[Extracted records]

>> start

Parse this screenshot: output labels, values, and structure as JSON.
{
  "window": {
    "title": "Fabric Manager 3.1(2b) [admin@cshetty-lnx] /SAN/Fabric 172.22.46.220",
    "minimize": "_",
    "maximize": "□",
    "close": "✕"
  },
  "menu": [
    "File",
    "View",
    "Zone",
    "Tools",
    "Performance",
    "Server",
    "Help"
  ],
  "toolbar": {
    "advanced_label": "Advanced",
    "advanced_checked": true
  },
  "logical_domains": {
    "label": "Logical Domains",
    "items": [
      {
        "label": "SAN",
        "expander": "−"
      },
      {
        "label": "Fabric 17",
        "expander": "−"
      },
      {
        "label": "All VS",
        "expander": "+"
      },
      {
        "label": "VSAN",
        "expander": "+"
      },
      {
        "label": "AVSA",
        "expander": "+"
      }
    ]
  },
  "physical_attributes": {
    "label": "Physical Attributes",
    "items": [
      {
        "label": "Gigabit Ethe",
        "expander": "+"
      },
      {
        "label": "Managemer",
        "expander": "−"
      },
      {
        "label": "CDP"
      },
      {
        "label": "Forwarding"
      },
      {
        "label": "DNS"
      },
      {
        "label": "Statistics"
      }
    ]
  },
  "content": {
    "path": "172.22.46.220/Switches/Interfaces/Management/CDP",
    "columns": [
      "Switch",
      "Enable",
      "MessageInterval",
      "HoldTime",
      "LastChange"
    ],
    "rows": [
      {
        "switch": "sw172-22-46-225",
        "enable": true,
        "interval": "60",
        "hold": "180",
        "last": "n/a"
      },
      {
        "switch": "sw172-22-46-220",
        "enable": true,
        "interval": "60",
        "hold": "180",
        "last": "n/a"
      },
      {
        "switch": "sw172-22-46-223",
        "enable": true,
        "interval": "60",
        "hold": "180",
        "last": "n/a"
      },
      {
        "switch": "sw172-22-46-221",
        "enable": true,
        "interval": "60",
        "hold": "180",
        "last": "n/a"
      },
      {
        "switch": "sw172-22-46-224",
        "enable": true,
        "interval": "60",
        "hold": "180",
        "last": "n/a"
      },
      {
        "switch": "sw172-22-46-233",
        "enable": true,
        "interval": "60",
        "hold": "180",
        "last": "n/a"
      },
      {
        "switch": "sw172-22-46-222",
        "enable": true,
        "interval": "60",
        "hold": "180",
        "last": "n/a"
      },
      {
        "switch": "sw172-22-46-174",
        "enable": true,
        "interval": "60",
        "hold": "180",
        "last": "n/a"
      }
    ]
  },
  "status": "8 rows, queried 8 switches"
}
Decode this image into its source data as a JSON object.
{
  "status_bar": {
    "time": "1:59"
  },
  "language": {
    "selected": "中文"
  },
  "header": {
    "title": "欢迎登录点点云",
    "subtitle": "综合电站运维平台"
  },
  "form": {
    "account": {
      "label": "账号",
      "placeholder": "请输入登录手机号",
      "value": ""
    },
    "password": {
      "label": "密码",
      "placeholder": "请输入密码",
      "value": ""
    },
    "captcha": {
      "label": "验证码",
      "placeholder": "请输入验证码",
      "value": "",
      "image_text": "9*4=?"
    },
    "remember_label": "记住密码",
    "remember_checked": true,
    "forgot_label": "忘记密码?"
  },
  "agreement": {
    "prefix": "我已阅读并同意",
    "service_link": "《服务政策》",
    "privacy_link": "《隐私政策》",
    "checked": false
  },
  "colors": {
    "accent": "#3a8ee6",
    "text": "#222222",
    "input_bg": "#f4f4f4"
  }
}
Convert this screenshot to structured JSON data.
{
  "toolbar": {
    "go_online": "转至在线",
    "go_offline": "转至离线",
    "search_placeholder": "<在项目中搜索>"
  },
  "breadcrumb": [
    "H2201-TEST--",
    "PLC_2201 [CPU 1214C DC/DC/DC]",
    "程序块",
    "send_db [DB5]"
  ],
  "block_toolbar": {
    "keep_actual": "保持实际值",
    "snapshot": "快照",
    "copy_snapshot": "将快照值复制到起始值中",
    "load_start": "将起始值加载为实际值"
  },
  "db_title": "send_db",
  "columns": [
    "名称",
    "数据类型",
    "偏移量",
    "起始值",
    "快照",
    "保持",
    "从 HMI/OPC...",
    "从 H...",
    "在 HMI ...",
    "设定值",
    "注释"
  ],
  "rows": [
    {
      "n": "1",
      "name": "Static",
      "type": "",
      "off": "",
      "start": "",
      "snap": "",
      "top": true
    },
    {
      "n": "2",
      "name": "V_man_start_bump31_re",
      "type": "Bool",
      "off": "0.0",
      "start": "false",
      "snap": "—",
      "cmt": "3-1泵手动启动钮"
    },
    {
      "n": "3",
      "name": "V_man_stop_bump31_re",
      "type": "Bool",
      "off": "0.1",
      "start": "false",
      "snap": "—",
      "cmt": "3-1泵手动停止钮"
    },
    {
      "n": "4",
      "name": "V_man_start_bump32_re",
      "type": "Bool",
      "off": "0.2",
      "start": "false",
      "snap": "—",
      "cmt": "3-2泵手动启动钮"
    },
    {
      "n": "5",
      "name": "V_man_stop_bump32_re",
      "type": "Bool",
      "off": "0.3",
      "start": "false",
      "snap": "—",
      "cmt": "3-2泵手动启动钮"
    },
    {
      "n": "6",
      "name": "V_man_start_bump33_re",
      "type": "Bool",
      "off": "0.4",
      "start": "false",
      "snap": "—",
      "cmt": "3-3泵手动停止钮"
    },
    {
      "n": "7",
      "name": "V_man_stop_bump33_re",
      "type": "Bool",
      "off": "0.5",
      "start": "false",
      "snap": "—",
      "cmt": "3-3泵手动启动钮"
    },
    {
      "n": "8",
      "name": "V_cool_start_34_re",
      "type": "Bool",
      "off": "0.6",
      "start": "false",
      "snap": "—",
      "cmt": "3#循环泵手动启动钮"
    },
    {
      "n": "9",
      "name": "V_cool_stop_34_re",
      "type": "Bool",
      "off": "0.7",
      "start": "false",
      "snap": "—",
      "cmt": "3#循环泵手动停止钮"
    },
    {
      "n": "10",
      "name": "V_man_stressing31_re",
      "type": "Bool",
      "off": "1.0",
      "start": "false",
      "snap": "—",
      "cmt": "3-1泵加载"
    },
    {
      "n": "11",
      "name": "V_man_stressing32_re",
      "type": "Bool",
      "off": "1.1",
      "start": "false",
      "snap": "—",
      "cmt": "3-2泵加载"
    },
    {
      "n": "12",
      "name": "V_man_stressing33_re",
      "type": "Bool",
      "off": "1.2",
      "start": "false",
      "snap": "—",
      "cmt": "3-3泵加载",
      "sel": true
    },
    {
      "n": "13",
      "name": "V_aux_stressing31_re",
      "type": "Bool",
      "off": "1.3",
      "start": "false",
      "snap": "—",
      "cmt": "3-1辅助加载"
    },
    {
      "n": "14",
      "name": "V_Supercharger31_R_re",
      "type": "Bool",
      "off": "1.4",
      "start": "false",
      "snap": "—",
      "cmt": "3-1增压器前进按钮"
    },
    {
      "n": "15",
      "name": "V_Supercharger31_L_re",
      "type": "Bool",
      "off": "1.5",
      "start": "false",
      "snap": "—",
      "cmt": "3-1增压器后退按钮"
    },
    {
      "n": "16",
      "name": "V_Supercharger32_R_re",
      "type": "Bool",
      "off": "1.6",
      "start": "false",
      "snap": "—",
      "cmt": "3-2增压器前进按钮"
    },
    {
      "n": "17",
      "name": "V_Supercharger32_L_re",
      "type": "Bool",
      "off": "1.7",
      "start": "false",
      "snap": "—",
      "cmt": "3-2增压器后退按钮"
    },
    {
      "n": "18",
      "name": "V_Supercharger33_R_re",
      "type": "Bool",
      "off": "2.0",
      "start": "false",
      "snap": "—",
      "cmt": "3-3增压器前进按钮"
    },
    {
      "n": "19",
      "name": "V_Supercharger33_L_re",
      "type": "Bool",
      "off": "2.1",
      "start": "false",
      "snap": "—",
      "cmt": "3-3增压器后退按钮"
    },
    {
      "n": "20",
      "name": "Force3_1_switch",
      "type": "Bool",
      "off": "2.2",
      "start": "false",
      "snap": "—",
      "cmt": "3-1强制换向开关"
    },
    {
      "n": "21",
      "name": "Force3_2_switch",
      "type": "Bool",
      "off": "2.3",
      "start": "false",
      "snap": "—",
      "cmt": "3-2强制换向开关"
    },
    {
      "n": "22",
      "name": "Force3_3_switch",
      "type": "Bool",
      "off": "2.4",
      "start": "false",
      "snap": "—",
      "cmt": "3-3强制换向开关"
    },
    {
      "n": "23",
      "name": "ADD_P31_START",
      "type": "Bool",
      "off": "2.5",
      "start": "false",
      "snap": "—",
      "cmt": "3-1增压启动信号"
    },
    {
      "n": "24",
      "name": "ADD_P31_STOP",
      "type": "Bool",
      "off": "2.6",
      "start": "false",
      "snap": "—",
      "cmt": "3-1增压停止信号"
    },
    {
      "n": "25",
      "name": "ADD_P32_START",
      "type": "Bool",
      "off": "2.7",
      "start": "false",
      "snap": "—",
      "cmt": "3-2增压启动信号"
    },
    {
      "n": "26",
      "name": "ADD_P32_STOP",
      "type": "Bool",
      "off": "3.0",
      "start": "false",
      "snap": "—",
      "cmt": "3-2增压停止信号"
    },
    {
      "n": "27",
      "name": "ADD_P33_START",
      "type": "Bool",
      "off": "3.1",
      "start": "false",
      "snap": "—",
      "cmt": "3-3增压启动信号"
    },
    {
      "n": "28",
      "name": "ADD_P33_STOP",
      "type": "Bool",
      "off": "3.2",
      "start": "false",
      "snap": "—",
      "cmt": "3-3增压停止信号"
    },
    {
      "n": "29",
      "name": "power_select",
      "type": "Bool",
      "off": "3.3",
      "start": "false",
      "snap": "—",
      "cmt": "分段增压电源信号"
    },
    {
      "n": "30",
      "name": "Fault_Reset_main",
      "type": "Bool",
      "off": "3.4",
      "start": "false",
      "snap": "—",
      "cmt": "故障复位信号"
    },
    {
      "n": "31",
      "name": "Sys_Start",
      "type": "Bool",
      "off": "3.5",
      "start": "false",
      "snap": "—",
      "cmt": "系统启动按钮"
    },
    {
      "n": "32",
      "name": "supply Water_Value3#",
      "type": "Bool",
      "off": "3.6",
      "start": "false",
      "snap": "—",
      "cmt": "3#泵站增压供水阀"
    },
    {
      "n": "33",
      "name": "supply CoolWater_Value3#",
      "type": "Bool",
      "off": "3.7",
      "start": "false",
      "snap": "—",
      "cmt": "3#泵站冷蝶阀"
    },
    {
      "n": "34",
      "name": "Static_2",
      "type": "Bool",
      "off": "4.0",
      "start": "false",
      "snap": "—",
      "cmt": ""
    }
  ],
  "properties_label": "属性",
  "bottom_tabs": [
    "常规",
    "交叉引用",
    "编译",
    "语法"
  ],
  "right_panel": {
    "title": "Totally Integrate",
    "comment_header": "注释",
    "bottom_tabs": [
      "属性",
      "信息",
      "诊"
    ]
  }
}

>> end

### Exercise requirements
Filter out all lines lacking the word "Fabric" and copy the rest.

### Problem solution
    "title": "Fabric Manager 3.1(2b) [admin@cshetty-lnx] /SAN/Fabric 172.22.46.220",
        "label": "Fabric 17",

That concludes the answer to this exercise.